> What is asked
Where the data below has the string "berhubungan", return the whole line.
─── Dataset entries ───
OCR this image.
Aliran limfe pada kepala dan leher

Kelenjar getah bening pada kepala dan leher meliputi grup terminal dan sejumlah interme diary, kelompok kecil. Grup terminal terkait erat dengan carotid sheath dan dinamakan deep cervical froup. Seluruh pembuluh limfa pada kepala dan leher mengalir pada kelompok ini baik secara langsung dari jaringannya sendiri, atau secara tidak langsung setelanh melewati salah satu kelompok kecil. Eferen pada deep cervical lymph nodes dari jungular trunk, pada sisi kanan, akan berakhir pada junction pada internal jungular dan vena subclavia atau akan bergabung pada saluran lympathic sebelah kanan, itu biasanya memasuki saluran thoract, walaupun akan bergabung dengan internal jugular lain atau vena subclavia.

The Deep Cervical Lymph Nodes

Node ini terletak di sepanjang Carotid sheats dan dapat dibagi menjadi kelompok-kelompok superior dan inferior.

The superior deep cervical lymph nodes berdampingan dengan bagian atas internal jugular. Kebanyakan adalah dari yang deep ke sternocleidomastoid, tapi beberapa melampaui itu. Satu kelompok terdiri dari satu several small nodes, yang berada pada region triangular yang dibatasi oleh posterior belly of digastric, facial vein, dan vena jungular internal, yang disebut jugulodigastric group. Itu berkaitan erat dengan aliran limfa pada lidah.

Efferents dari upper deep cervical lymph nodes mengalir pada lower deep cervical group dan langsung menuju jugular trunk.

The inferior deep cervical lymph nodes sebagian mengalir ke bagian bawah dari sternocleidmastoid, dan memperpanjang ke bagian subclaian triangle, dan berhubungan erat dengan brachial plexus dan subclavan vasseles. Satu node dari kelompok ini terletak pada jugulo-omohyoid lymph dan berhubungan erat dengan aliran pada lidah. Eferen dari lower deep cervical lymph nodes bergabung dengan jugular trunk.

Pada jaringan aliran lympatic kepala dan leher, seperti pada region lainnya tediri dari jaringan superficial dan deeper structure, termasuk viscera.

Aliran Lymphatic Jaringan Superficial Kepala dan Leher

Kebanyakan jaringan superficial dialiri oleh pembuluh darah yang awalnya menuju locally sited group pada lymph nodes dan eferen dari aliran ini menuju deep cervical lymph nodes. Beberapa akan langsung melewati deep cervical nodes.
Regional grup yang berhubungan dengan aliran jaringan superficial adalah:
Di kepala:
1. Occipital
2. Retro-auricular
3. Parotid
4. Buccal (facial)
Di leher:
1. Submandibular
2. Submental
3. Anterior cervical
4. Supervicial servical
───
> Solution to this problem
The inferior deep cervical lymph nodes sebagian mengalir ke bagian bawah dari sternocleidmastoid, dan memperpanjang ke bagian subclaian triangle, dan berhubungan erat dengan brachial plexus dan subclavan vasseles. Satu node dari kelompok ini terletak pada jugulo-omohyoid lymph dan berhubungan erat dengan aliran pada lidah. Eferen dari lower deep cervical lymph nodes bergabung dengan jugular trunk.
Regional grup yang berhubungan dengan aliran jaringan superficial adalah:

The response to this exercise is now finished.